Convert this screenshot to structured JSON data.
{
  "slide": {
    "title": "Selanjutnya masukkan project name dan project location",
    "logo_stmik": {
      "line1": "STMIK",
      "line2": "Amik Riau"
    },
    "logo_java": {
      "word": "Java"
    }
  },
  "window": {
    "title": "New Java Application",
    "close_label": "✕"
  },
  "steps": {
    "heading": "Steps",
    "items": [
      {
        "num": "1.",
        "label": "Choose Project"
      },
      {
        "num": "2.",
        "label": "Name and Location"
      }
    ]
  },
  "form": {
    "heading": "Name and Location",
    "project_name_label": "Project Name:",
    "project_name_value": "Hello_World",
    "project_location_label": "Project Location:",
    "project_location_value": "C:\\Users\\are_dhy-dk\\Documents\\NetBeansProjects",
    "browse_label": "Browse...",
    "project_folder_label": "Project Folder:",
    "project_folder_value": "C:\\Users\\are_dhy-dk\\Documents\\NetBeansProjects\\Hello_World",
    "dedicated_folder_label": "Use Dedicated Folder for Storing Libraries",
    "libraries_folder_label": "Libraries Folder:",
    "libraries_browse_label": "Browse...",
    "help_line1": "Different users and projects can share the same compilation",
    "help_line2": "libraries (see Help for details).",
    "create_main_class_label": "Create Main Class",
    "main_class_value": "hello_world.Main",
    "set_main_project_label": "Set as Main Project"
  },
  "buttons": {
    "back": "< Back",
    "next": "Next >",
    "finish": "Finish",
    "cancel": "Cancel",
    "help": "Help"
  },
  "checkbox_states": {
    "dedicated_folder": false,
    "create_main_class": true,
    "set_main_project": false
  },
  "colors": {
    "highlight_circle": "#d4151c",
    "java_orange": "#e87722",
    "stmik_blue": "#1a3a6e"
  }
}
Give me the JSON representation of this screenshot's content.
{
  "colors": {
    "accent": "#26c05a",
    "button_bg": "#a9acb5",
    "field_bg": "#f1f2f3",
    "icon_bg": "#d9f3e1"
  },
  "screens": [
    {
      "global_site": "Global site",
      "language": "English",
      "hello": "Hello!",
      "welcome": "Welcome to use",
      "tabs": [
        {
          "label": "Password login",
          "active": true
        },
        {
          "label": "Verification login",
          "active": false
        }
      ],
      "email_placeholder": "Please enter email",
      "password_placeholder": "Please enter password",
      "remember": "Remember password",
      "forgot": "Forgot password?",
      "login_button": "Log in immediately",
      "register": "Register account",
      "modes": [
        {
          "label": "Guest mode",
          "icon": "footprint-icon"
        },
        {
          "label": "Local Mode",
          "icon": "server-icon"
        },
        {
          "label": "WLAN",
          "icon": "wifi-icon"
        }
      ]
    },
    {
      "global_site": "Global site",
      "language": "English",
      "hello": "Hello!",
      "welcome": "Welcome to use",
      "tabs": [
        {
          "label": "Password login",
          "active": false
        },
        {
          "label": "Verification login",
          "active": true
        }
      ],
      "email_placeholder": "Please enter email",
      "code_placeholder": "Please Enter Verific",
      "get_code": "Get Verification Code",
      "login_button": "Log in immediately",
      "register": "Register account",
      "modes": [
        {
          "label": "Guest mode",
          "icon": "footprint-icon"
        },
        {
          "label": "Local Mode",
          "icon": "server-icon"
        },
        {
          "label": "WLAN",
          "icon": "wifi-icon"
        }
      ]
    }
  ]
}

★ ★ ★ ★ ★

Task to complete. Tally the lines of the records holding the word "Please", then state only the tally.

Exercise result. 4